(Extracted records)

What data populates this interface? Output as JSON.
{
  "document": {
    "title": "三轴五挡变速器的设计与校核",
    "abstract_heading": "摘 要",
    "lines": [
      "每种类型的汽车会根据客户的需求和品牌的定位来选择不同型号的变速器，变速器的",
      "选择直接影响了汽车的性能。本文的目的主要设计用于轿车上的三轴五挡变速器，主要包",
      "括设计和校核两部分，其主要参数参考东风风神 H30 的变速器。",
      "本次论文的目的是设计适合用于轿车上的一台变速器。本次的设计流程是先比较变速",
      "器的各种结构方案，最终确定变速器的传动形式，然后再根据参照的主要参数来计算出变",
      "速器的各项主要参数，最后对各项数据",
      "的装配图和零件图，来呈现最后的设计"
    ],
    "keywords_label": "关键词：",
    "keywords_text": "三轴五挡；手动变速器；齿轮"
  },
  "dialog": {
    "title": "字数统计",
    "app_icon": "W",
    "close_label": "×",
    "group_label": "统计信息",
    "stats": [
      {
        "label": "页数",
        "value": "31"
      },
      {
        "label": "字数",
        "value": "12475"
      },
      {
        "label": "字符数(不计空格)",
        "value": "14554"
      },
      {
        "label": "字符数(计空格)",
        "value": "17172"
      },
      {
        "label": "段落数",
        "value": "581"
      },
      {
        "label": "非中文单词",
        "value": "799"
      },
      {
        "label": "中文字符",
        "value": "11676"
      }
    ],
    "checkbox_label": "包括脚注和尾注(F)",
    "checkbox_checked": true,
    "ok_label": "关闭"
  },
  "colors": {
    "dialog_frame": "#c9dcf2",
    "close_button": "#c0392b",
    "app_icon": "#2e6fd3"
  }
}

#### TASK REQUIREMENTS:
Each line of the material should be echoed exactly.

#### FULL SOLUTION:
What data populates this interface? Output as JSON.
{
  "document": {
    "title": "三轴五挡变速器的设计与校核",
    "abstract_heading": "摘 要",
    "lines": [
      "每种类型的汽车会根据客户的需求和品牌的定位来选择不同型号的变速器，变速器的",
      "选择直接影响了汽车的性能。本文的目的主要设计用于轿车上的三轴五挡变速器，主要包",
      "括设计和校核两部分，其主要参数参考东风风神 H30 的变速器。",
      "本次论文的目的是设计适合用于轿车上的一台变速器。本次的设计流程是先比较变速",
      "器的各种结构方案，最终确定变速器的传动形式，然后再根据参照的主要参数来计算出变",
      "速器的各项主要参数，最后对各项数据",
      "的装配图和零件图，来呈现最后的设计"
    ],
    "keywords_label": "关键词：",
    "keywords_text": "三轴五挡；手动变速器；齿轮"
  },
  "dialog": {
    "title": "字数统计",
    "app_icon": "W",
    "close_label": "×",
    "group_label": "统计信息",
    "stats": [
      {
        "label": "页数",
        "value": "31"
      },
      {
        "label": "字数",
        "value": "12475"
      },
      {
        "label": "字符数(不计空格)",
        "value": "14554"
      },
      {
        "label": "字符数(计空格)",
        "value": "17172"
      },
      {
        "label": "段落数",
        "value": "581"
      },
      {
        "label": "非中文单词",
        "value": "799"
      },
      {
        "label": "中文字符",
        "value": "11676"
      }
    ],
    "checkbox_label": "包括脚注和尾注(F)",
    "checkbox_checked": true,
    "ok_label": "关闭"
  },
  "colors": {
    "dialog_frame": "#c9dcf2",
    "close_button": "#c0392b",
    "app_icon": "#2e6fd3"
  }
}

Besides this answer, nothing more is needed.